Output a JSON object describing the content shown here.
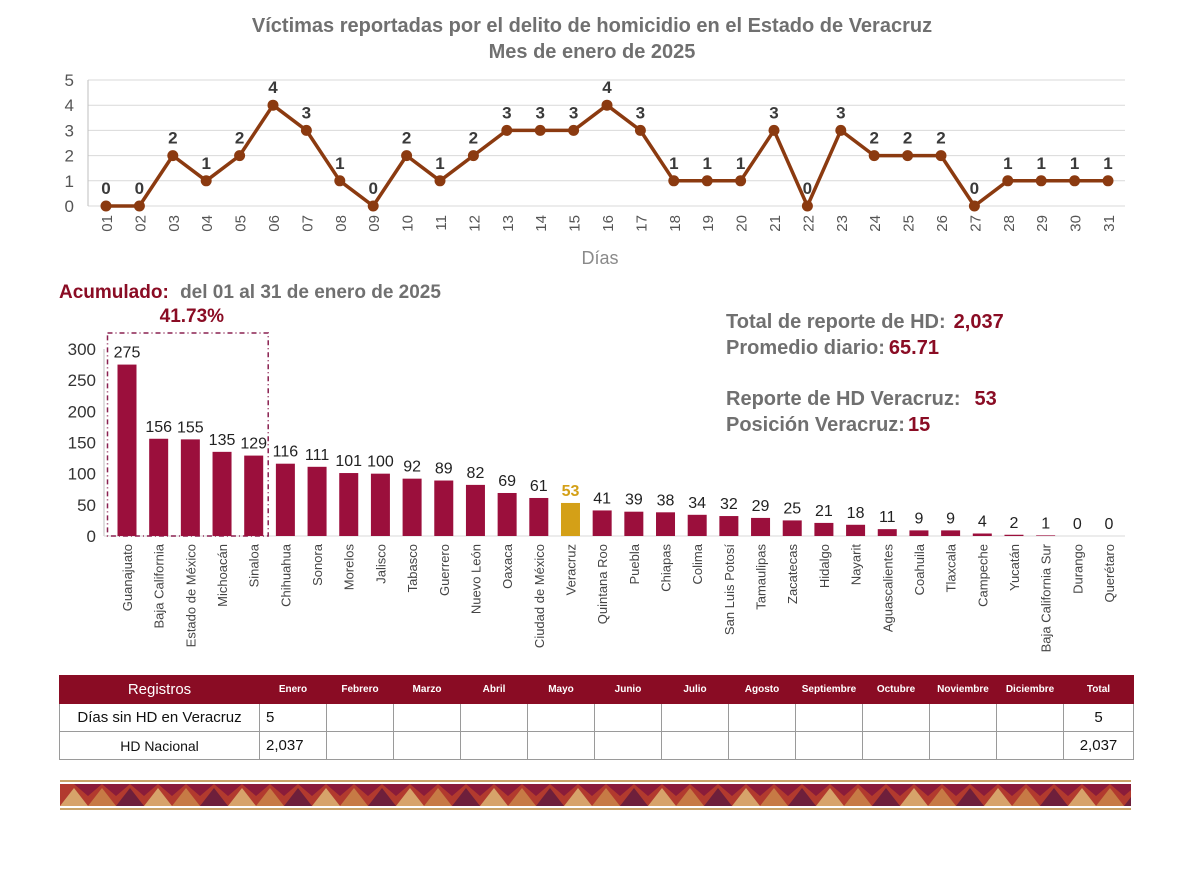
{
  "header": {
    "title": "Víctimas reportadas por el delito de homicidio en el Estado de Veracruz",
    "subtitle": "Mes de enero de 2025"
  },
  "colors": {
    "line": "#8b3a10",
    "bar": "#9b0f3c",
    "highlight": "#d4a017",
    "accent": "#8a0c24",
    "text_gray": "#707070"
  },
  "chart_data": [
    {
      "type": "line",
      "title": "Víctimas reportadas por el delito de homicidio en el Estado de Veracruz",
      "subtitle": "Mes de enero de 2025",
      "xlabel": "Días",
      "ylabel": "",
      "ylim": [
        0,
        5
      ],
      "yticks": [
        0,
        1,
        2,
        3,
        4,
        5
      ],
      "grid": true,
      "x": [
        "01",
        "02",
        "03",
        "04",
        "05",
        "06",
        "07",
        "08",
        "09",
        "10",
        "11",
        "12",
        "13",
        "14",
        "15",
        "16",
        "17",
        "18",
        "19",
        "20",
        "21",
        "22",
        "23",
        "24",
        "25",
        "26",
        "27",
        "28",
        "29",
        "30",
        "31"
      ],
      "series": [
        {
          "values": [
            0,
            0,
            2,
            1,
            2,
            4,
            3,
            1,
            0,
            2,
            1,
            2,
            3,
            3,
            3,
            4,
            3,
            1,
            1,
            1,
            3,
            0,
            3,
            2,
            2,
            2,
            0,
            1,
            1,
            1,
            1
          ]
        }
      ]
    },
    {
      "type": "bar",
      "title": "Acumulado:",
      "subtitle": "del 01 al 31 de enero de 2025",
      "xlabel": "",
      "ylabel": "",
      "ylim": [
        0,
        300
      ],
      "yticks": [
        0,
        50,
        100,
        150,
        200,
        250,
        300
      ],
      "grid": false,
      "highlight_category": "Veracruz",
      "categories": [
        "Guanajuato",
        "Baja California",
        "Estado de México",
        "Michoacán",
        "Sinaloa",
        "Chihuahua",
        "Sonora",
        "Morelos",
        "Jalisco",
        "Tabasco",
        "Guerrero",
        "Nuevo León",
        "Oaxaca",
        "Ciudad de México",
        "Veracruz",
        "Quintana Roo",
        "Puebla",
        "Chiapas",
        "Colima",
        "San Luis Potosí",
        "Tamaulipas",
        "Zacatecas",
        "Hidalgo",
        "Nayarit",
        "Aguascalientes",
        "Coahuila",
        "Tlaxcala",
        "Campeche",
        "Yucatán",
        "Baja California Sur",
        "Durango",
        "Querétaro"
      ],
      "values": [
        275,
        156,
        155,
        135,
        129,
        116,
        111,
        101,
        100,
        92,
        89,
        82,
        69,
        61,
        53,
        41,
        39,
        38,
        34,
        32,
        29,
        25,
        21,
        18,
        11,
        9,
        9,
        4,
        2,
        1,
        0,
        0
      ],
      "annotations": [
        {
          "text": "41.73%",
          "spans": [
            "Guanajuato",
            "Baja California",
            "Estado de México",
            "Michoacán",
            "Sinaloa"
          ]
        }
      ]
    }
  ],
  "summary": {
    "total_label": "Total de reporte de HD:",
    "total_value": "2,037",
    "avg_label": "Promedio diario:",
    "avg_value": "65.71",
    "ver_label": "Reporte de HD Veracruz:",
    "ver_value": "53",
    "pos_label": "Posición Veracruz:",
    "pos_value": "15"
  },
  "table": {
    "headers": [
      "Registros",
      "Enero",
      "Febrero",
      "Marzo",
      "Abril",
      "Mayo",
      "Junio",
      "Julio",
      "Agosto",
      "Septiembre",
      "Octubre",
      "Noviembre",
      "Diciembre",
      "Total"
    ],
    "rows": [
      {
        "label": "Días sin HD en Veracruz",
        "cells": [
          "5",
          "",
          "",
          "",
          "",
          "",
          "",
          "",
          "",
          "",
          "",
          ""
        ],
        "total": "5"
      },
      {
        "label": "HD Nacional",
        "cells": [
          "2,037",
          "",
          "",
          "",
          "",
          "",
          "",
          "",
          "",
          "",
          "",
          ""
        ],
        "total": "2,037"
      }
    ]
  }
}
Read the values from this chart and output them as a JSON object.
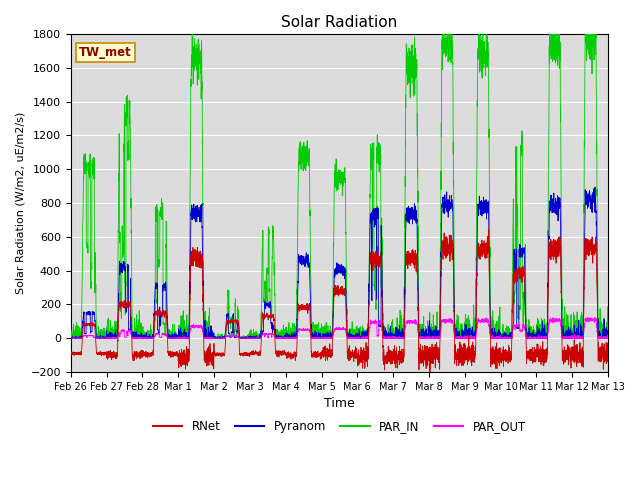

- - -

Stated goal: Read the data above. Pull out each line in which the string "Baja" appears.

Finished answer:
        "Baja California",
        "Baja California Sur",
            "Baja California",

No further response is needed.